* [INSTRUCTIONS FOR THE TASK] Restate the whole listing word for word. Pictures are left out.

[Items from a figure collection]
⁂
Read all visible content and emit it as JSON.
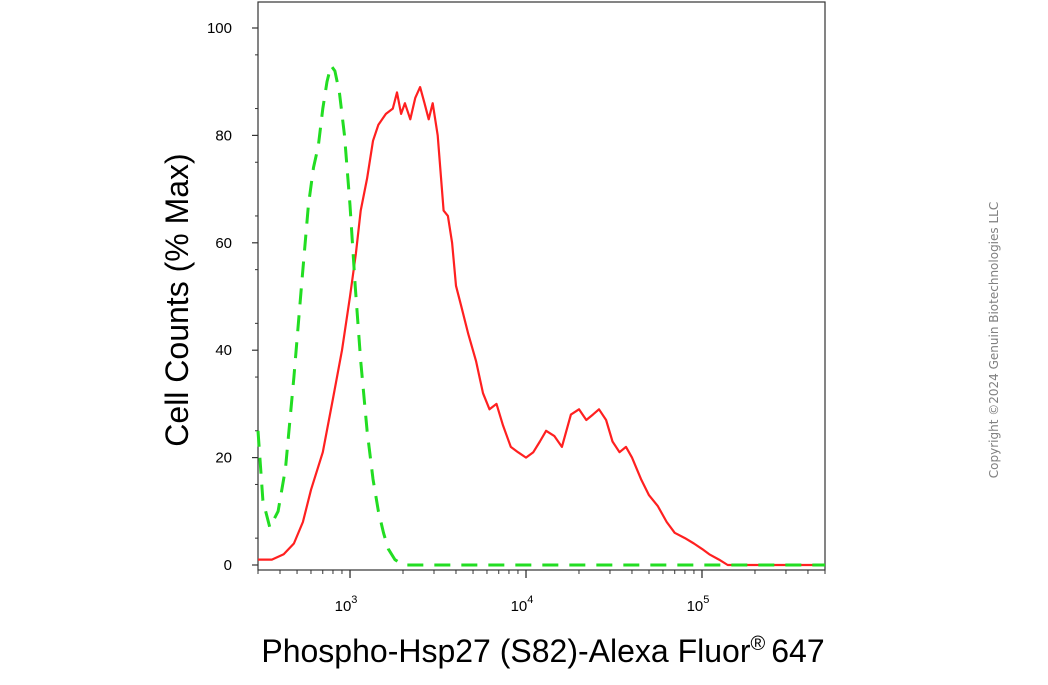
{
  "chart_data": {
    "type": "line",
    "title": "",
    "xlabel": "Phospho-Hsp27 (S82)-Alexa Fluor",
    "xlabel_superscript": "®",
    "xlabel_suffix": "647",
    "ylabel": "Cell Counts (% Max)",
    "xscale": "log",
    "xlim": [
      300,
      500000
    ],
    "ylim": [
      0,
      100
    ],
    "yticks": [
      "0",
      "20",
      "40",
      "60",
      "80",
      "100"
    ],
    "xticks": [
      {
        "base": "10",
        "exp": "3",
        "value": 1000
      },
      {
        "base": "10",
        "exp": "4",
        "value": 10000
      },
      {
        "base": "10",
        "exp": "5",
        "value": 100000
      }
    ],
    "series": [
      {
        "color": "#ff2020",
        "style": "solid",
        "x": [
          300,
          360,
          420,
          480,
          540,
          600,
          700,
          800,
          900,
          1000,
          1080,
          1150,
          1250,
          1350,
          1450,
          1600,
          1750,
          1850,
          1950,
          2050,
          2200,
          2350,
          2500,
          2650,
          2800,
          2950,
          3150,
          3400,
          3600,
          3800,
          4000,
          4300,
          4700,
          5200,
          5700,
          6200,
          6800,
          7400,
          8200,
          9000,
          10000,
          11000,
          12000,
          13000,
          14500,
          16000,
          18000,
          20000,
          22000,
          24000,
          26000,
          28500,
          31000,
          34000,
          37000,
          40000,
          45000,
          50000,
          56000,
          63000,
          70000,
          80000,
          90000,
          100000,
          110000,
          125000,
          140000,
          160000,
          180000,
          200000,
          250000,
          300000,
          400000,
          500000
        ],
        "y": [
          1,
          1,
          2,
          4,
          8,
          14,
          21,
          31,
          40,
          50,
          58,
          66,
          72,
          79,
          82,
          84,
          85,
          88,
          84,
          86,
          83,
          87,
          89,
          86,
          83,
          86,
          80,
          66,
          65,
          60,
          52,
          48,
          43,
          38,
          32,
          29,
          30,
          26,
          22,
          21,
          20,
          21,
          23,
          25,
          24,
          22,
          28,
          29,
          27,
          28,
          29,
          27,
          23,
          21,
          22,
          20,
          16,
          13,
          11,
          8,
          6,
          5,
          4,
          3,
          2,
          1,
          0,
          0,
          0,
          0,
          0,
          0,
          0,
          0
        ]
      },
      {
        "color": "#22dd22",
        "style": "dashed",
        "x": [
          300,
          320,
          350,
          390,
          430,
          480,
          530,
          580,
          620,
          660,
          700,
          740,
          780,
          820,
          870,
          930,
          1000,
          1070,
          1150,
          1250,
          1350,
          1450,
          1550,
          1650,
          1800,
          2000,
          2500,
          5000,
          10000,
          50000,
          500000
        ],
        "y": [
          25,
          12,
          7,
          10,
          18,
          35,
          52,
          67,
          74,
          78,
          85,
          90,
          93,
          92,
          88,
          80,
          67,
          52,
          38,
          25,
          16,
          10,
          6,
          3,
          1,
          0,
          0,
          0,
          0,
          0,
          0
        ]
      }
    ],
    "grid": false,
    "legend": "none"
  },
  "copyright": "Copyright ©2024 Genuin Biotechnologies LLC"
}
⁂
* [REPLY]
Read all visible content and emit it as JSON.
{
  "chart_data": {
    "type": "line",
    "title": "",
    "xlabel": "Phospho-Hsp27 (S82)-Alexa Fluor",
    "xlabel_superscript": "®",
    "xlabel_suffix": "647",
    "ylabel": "Cell Counts (% Max)",
    "xscale": "log",
    "xlim": [
      300,
      500000
    ],
    "ylim": [
      0,
      100
    ],
    "yticks": [
      "0",
      "20",
      "40",
      "60",
      "80",
      "100"
    ],
    "xticks": [
      {
        "base": "10",
        "exp": "3",
        "value": 1000
      },
      {
        "base": "10",
        "exp": "4",
        "value": 10000
      },
      {
        "base": "10",
        "exp": "5",
        "value": 100000
      }
    ],
    "series": [
      {
        "color": "#ff2020",
        "style": "solid",
        "x": [
          300,
          360,
          420,
          480,
          540,
          600,
          700,
          800,
          900,
          1000,
          1080,
          1150,
          1250,
          1350,
          1450,
          1600,
          1750,
          1850,
          1950,
          2050,
          2200,
          2350,
          2500,
          2650,
          2800,
          2950,
          3150,
          3400,
          3600,
          3800,
          4000,
          4300,
          4700,
          5200,
          5700,
          6200,
          6800,
          7400,
          8200,
          9000,
          10000,
          11000,
          12000,
          13000,
          14500,
          16000,
          18000,
          20000,
          22000,
          24000,
          26000,
          28500,
          31000,
          34000,
          37000,
          40000,
          45000,
          50000,
          56000,
          63000,
          70000,
          80000,
          90000,
          100000,
          110000,
          125000,
          140000,
          160000,
          180000,
          200000,
          250000,
          300000,
          400000,
          500000
        ],
        "y": [
          1,
          1,
          2,
          4,
          8,
          14,
          21,
          31,
          40,
          50,
          58,
          66,
          72,
          79,
          82,
          84,
          85,
          88,
          84,
          86,
          83,
          87,
          89,
          86,
          83,
          86,
          80,
          66,
          65,
          60,
          52,
          48,
          43,
          38,
          32,
          29,
          30,
          26,
          22,
          21,
          20,
          21,
          23,
          25,
          24,
          22,
          28,
          29,
          27,
          28,
          29,
          27,
          23,
          21,
          22,
          20,
          16,
          13,
          11,
          8,
          6,
          5,
          4,
          3,
          2,
          1,
          0,
          0,
          0,
          0,
          0,
          0,
          0,
          0
        ]
      },
      {
        "color": "#22dd22",
        "style": "dashed",
        "x": [
          300,
          320,
          350,
          390,
          430,
          480,
          530,
          580,
          620,
          660,
          700,
          740,
          780,
          820,
          870,
          930,
          1000,
          1070,
          1150,
          1250,
          1350,
          1450,
          1550,
          1650,
          1800,
          2000,
          2500,
          5000,
          10000,
          50000,
          500000
        ],
        "y": [
          25,
          12,
          7,
          10,
          18,
          35,
          52,
          67,
          74,
          78,
          85,
          90,
          93,
          92,
          88,
          80,
          67,
          52,
          38,
          25,
          16,
          10,
          6,
          3,
          1,
          0,
          0,
          0,
          0,
          0,
          0
        ]
      }
    ],
    "grid": false,
    "legend": "none"
  },
  "copyright": "Copyright ©2024 Genuin Biotechnologies LLC"
}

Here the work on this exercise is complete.